Reproduce all of the data exactly, with no line skipped.

○ ○ ○ ○

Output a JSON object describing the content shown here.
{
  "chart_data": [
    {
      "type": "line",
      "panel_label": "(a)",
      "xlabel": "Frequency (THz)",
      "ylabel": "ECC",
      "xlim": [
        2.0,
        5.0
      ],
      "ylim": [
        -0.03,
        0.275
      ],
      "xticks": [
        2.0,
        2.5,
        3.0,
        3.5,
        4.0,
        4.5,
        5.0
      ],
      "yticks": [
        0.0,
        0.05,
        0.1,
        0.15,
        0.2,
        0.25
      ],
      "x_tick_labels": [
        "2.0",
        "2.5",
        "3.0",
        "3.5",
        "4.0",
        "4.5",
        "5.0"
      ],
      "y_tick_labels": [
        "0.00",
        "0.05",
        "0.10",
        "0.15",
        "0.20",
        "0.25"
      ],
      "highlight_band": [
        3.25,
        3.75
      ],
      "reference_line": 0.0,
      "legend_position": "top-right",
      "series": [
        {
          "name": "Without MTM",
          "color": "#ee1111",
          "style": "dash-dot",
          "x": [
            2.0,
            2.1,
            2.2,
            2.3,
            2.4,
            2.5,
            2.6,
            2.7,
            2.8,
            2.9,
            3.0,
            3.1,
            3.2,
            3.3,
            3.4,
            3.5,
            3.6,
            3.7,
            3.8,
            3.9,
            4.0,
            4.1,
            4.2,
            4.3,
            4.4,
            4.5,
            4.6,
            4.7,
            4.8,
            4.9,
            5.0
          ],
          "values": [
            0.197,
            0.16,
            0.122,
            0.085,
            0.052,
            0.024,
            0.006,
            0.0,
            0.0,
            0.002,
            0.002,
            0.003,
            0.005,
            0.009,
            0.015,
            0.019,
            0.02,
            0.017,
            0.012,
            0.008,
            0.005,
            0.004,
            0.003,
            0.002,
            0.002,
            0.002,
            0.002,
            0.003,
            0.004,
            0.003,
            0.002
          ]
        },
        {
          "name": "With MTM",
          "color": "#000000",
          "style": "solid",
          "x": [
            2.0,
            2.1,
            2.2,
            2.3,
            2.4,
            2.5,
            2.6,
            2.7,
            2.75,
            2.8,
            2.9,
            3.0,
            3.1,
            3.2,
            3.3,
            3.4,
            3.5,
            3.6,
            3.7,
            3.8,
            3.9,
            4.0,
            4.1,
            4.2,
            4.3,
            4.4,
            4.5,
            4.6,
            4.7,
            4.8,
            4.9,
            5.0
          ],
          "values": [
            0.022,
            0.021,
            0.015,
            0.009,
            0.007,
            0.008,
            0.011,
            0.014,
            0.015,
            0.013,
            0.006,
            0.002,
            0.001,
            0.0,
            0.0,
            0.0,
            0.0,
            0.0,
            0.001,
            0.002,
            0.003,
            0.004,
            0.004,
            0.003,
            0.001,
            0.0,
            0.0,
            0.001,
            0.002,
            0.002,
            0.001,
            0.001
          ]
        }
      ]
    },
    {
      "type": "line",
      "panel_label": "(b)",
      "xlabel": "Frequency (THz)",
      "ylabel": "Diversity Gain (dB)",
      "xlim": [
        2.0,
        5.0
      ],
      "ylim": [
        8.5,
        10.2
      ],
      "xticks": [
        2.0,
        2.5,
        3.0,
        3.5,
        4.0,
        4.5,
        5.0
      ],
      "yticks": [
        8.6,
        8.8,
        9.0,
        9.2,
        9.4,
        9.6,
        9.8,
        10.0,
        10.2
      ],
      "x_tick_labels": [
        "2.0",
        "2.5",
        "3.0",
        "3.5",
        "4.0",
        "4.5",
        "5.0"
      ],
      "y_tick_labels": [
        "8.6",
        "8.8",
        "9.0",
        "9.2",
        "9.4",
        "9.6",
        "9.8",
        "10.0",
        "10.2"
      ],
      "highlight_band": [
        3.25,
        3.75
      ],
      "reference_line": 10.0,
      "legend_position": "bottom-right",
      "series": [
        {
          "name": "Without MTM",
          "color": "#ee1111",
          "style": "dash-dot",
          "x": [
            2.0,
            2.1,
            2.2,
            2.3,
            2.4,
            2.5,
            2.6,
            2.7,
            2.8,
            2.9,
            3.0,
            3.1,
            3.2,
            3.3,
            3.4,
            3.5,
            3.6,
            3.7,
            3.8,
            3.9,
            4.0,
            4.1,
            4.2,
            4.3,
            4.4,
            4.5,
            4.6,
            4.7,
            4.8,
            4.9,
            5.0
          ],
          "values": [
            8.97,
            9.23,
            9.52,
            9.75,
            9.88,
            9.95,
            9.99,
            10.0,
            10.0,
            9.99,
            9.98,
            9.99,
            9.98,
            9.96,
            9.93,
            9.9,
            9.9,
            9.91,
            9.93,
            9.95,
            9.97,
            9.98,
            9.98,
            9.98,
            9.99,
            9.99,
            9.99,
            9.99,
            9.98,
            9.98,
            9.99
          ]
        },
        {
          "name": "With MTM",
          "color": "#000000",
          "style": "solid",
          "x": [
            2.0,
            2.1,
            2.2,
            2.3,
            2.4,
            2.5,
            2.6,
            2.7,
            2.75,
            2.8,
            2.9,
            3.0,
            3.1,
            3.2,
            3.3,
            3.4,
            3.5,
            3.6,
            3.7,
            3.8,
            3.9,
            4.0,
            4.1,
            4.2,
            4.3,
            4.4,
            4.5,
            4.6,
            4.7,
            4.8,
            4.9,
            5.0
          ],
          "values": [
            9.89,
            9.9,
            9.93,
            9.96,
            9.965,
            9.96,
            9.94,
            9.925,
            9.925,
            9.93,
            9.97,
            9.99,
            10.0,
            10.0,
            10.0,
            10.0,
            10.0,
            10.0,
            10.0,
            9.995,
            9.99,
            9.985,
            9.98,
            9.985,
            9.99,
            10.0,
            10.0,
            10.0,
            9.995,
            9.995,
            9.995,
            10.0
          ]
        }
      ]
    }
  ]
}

○ ○ ○ ○

Correct response:
Output a JSON object describing the content shown here.
{
  "chart_data": [
    {
      "type": "line",
      "panel_label": "(a)",
      "xlabel": "Frequency (THz)",
      "ylabel": "ECC",
      "xlim": [
        2.0,
        5.0
      ],
      "ylim": [
        -0.03,
        0.275
      ],
      "xticks": [
        2.0,
        2.5,
        3.0,
        3.5,
        4.0,
        4.5,
        5.0
      ],
      "yticks": [
        0.0,
        0.05,
        0.1,
        0.15,
        0.2,
        0.25
      ],
      "x_tick_labels": [
        "2.0",
        "2.5",
        "3.0",
        "3.5",
        "4.0",
        "4.5",
        "5.0"
      ],
      "y_tick_labels": [
        "0.00",
        "0.05",
        "0.10",
        "0.15",
        "0.20",
        "0.25"
      ],
      "highlight_band": [
        3.25,
        3.75
      ],
      "reference_line": 0.0,
      "legend_position": "top-right",
      "series": [
        {
          "name": "Without MTM",
          "color": "#ee1111",
          "style": "dash-dot",
          "x": [
            2.0,
            2.1,
            2.2,
            2.3,
            2.4,
            2.5,
            2.6,
            2.7,
            2.8,
            2.9,
            3.0,
            3.1,
            3.2,
            3.3,
            3.4,
            3.5,
            3.6,
            3.7,
            3.8,
            3.9,
            4.0,
            4.1,
            4.2,
            4.3,
            4.4,
            4.5,
            4.6,
            4.7,
            4.8,
            4.9,
            5.0
          ],
          "values": [
            0.197,
            0.16,
            0.122,
            0.085,
            0.052,
            0.024,
            0.006,
            0.0,
            0.0,
            0.002,
            0.002,
            0.003,
            0.005,
            0.009,
            0.015,
            0.019,
            0.02,
            0.017,
            0.012,
            0.008,
            0.005,
            0.004,
            0.003,
            0.002,
            0.002,
            0.002,
            0.002,
            0.003,
            0.004,
            0.003,
            0.002
          ]
        },
        {
          "name": "With MTM",
          "color": "#000000",
          "style": "solid",
          "x": [
            2.0,
            2.1,
            2.2,
            2.3,
            2.4,
            2.5,
            2.6,
            2.7,
            2.75,
            2.8,
            2.9,
            3.0,
            3.1,
            3.2,
            3.3,
            3.4,
            3.5,
            3.6,
            3.7,
            3.8,
            3.9,
            4.0,
            4.1,
            4.2,
            4.3,
            4.4,
            4.5,
            4.6,
            4.7,
            4.8,
            4.9,
            5.0
          ],
          "values": [
            0.022,
            0.021,
            0.015,
            0.009,
            0.007,
            0.008,
            0.011,
            0.014,
            0.015,
            0.013,
            0.006,
            0.002,
            0.001,
            0.0,
            0.0,
            0.0,
            0.0,
            0.0,
            0.001,
            0.002,
            0.003,
            0.004,
            0.004,
            0.003,
            0.001,
            0.0,
            0.0,
            0.001,
            0.002,
            0.002,
            0.001,
            0.001
          ]
        }
      ]
    },
    {
      "type": "line",
      "panel_label": "(b)",
      "xlabel": "Frequency (THz)",
      "ylabel": "Diversity Gain (dB)",
      "xlim": [
        2.0,
        5.0
      ],
      "ylim": [
        8.5,
        10.2
      ],
      "xticks": [
        2.0,
        2.5,
        3.0,
        3.5,
        4.0,
        4.5,
        5.0
      ],
      "yticks": [
        8.6,
        8.8,
        9.0,
        9.2,
        9.4,
        9.6,
        9.8,
        10.0,
        10.2
      ],
      "x_tick_labels": [
        "2.0",
        "2.5",
        "3.0",
        "3.5",
        "4.0",
        "4.5",
        "5.0"
      ],
      "y_tick_labels": [
        "8.6",
        "8.8",
        "9.0",
        "9.2",
        "9.4",
        "9.6",
        "9.8",
        "10.0",
        "10.2"
      ],
      "highlight_band": [
        3.25,
        3.75
      ],
      "reference_line": 10.0,
      "legend_position": "bottom-right",
      "series": [
        {
          "name": "Without MTM",
          "color": "#ee1111",
          "style": "dash-dot",
          "x": [
            2.0,
            2.1,
            2.2,
            2.3,
            2.4,
            2.5,
            2.6,
            2.7,
            2.8,
            2.9,
            3.0,
            3.1,
            3.2,
            3.3,
            3.4,
            3.5,
            3.6,
            3.7,
            3.8,
            3.9,
            4.0,
            4.1,
            4.2,
            4.3,
            4.4,
            4.5,
            4.6,
            4.7,
            4.8,
            4.9,
            5.0
          ],
          "values": [
            8.97,
            9.23,
            9.52,
            9.75,
            9.88,
            9.95,
            9.99,
            10.0,
            10.0,
            9.99,
            9.98,
            9.99,
            9.98,
            9.96,
            9.93,
            9.9,
            9.9,
            9.91,
            9.93,
            9.95,
            9.97,
            9.98,
            9.98,
            9.98,
            9.99,
            9.99,
            9.99,
            9.99,
            9.98,
            9.98,
            9.99
          ]
        },
        {
          "name": "With MTM",
          "color": "#000000",
          "style": "solid",
          "x": [
            2.0,
            2.1,
            2.2,
            2.3,
            2.4,
            2.5,
            2.6,
            2.7,
            2.75,
            2.8,
            2.9,
            3.0,
            3.1,
            3.2,
            3.3,
            3.4,
            3.5,
            3.6,
            3.7,
            3.8,
            3.9,
            4.0,
            4.1,
            4.2,
            4.3,
            4.4,
            4.5,
            4.6,
            4.7,
            4.8,
            4.9,
            5.0
          ],
          "values": [
            9.89,
            9.9,
            9.93,
            9.96,
            9.965,
            9.96,
            9.94,
            9.925,
            9.925,
            9.93,
            9.97,
            9.99,
            10.0,
            10.0,
            10.0,
            10.0,
            10.0,
            10.0,
            10.0,
            9.995,
            9.99,
            9.985,
            9.98,
            9.985,
            9.99,
            10.0,
            10.0,
            10.0,
            9.995,
            9.995,
            9.995,
            10.0
          ]
        }
      ]
    }
  ]
}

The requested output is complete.